Stored data entries
◇ ◇ ◇

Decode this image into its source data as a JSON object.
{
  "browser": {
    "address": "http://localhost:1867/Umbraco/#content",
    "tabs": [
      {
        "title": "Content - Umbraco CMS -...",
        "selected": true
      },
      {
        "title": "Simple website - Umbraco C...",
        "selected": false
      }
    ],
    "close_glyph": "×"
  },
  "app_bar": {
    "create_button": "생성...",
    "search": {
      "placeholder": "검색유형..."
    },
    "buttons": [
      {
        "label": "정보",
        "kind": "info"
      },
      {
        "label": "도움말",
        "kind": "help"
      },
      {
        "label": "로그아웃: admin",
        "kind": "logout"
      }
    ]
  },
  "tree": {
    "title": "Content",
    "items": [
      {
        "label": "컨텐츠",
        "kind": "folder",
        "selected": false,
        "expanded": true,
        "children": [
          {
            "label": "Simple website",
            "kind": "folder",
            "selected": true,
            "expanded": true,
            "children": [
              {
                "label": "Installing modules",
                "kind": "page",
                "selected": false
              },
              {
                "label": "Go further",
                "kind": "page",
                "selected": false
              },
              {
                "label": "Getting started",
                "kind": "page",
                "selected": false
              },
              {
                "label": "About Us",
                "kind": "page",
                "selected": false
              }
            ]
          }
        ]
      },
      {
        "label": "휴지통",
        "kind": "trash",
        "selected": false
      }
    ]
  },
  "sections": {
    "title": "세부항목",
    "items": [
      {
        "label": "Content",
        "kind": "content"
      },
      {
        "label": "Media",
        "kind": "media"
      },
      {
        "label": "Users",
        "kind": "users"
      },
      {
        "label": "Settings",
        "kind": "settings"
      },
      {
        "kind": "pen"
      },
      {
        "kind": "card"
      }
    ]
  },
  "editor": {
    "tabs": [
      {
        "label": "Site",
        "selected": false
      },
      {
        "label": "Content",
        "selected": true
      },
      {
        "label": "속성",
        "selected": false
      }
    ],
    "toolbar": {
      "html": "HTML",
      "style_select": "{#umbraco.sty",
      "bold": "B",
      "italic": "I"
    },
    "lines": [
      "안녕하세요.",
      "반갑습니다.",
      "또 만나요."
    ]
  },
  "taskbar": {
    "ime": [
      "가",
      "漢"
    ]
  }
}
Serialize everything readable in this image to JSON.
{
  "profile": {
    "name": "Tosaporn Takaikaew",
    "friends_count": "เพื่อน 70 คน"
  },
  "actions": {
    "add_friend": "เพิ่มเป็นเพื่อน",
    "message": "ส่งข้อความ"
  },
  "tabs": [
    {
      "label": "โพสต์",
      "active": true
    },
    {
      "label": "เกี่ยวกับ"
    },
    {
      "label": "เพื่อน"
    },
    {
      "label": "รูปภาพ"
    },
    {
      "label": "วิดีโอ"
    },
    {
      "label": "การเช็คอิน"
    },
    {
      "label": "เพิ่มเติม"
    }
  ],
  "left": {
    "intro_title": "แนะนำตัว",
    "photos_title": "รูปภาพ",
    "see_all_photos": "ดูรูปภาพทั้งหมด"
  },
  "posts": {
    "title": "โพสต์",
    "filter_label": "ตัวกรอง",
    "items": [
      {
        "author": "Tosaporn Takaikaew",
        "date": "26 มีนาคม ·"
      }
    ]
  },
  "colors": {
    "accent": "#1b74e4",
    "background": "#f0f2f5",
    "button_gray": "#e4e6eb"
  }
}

◇ ◇ ◇

Extract the whole listing, character for character.

Decode this image into its source data as a JSON object.
{
  "browser": {
    "address": "http://localhost:1867/Umbraco/#content",
    "tabs": [
      {
        "title": "Content - Umbraco CMS -...",
        "selected": true
      },
      {
        "title": "Simple website - Umbraco C...",
        "selected": false
      }
    ],
    "close_glyph": "×"
  },
  "app_bar": {
    "create_button": "생성...",
    "search": {
      "placeholder": "검색유형..."
    },
    "buttons": [
      {
        "label": "정보",
        "kind": "info"
      },
      {
        "label": "도움말",
        "kind": "help"
      },
      {
        "label": "로그아웃: admin",
        "kind": "logout"
      }
    ]
  },
  "tree": {
    "title": "Content",
    "items": [
      {
        "label": "컨텐츠",
        "kind": "folder",
        "selected": false,
        "expanded": true,
        "children": [
          {
            "label": "Simple website",
            "kind": "folder",
            "selected": true,
            "expanded": true,
            "children": [
              {
                "label": "Installing modules",
                "kind": "page",
                "selected": false
              },
              {
                "label": "Go further",
                "kind": "page",
                "selected": false
              },
              {
                "label": "Getting started",
                "kind": "page",
                "selected": false
              },
              {
                "label": "About Us",
                "kind": "page",
                "selected": false
              }
            ]
          }
        ]
      },
      {
        "label": "휴지통",
        "kind": "trash",
        "selected": false
      }
    ]
  },
  "sections": {
    "title": "세부항목",
    "items": [
      {
        "label": "Content",
        "kind": "content"
      },
      {
        "label": "Media",
        "kind": "media"
      },
      {
        "label": "Users",
        "kind": "users"
      },
      {
        "label": "Settings",
        "kind": "settings"
      },
      {
        "kind": "pen"
      },
      {
        "kind": "card"
      }
    ]
  },
  "editor": {
    "tabs": [
      {
        "label": "Site",
        "selected": false
      },
      {
        "label": "Content",
        "selected": true
      },
      {
        "label": "속성",
        "selected": false
      }
    ],
    "toolbar": {
      "html": "HTML",
      "style_select": "{#umbraco.sty",
      "bold": "B",
      "italic": "I"
    },
    "lines": [
      "안녕하세요.",
      "반갑습니다.",
      "또 만나요."
    ]
  },
  "taskbar": {
    "ime": [
      "가",
      "漢"
    ]
  }
}
Serialize everything readable in this image to JSON.
{
  "profile": {
    "name": "Tosaporn Takaikaew",
    "friends_count": "เพื่อน 70 คน"
  },
  "actions": {
    "add_friend": "เพิ่มเป็นเพื่อน",
    "message": "ส่งข้อความ"
  },
  "tabs": [
    {
      "label": "โพสต์",
      "active": true
    },
    {
      "label": "เกี่ยวกับ"
    },
    {
      "label": "เพื่อน"
    },
    {
      "label": "รูปภาพ"
    },
    {
      "label": "วิดีโอ"
    },
    {
      "label": "การเช็คอิน"
    },
    {
      "label": "เพิ่มเติม"
    }
  ],
  "left": {
    "intro_title": "แนะนำตัว",
    "photos_title": "รูปภาพ",
    "see_all_photos": "ดูรูปภาพทั้งหมด"
  },
  "posts": {
    "title": "โพสต์",
    "filter_label": "ตัวกรอง",
    "items": [
      {
        "author": "Tosaporn Takaikaew",
        "date": "26 มีนาคม ·"
      }
    ]
  },
  "colors": {
    "accent": "#1b74e4",
    "background": "#f0f2f5",
    "button_gray": "#e4e6eb"
  }
}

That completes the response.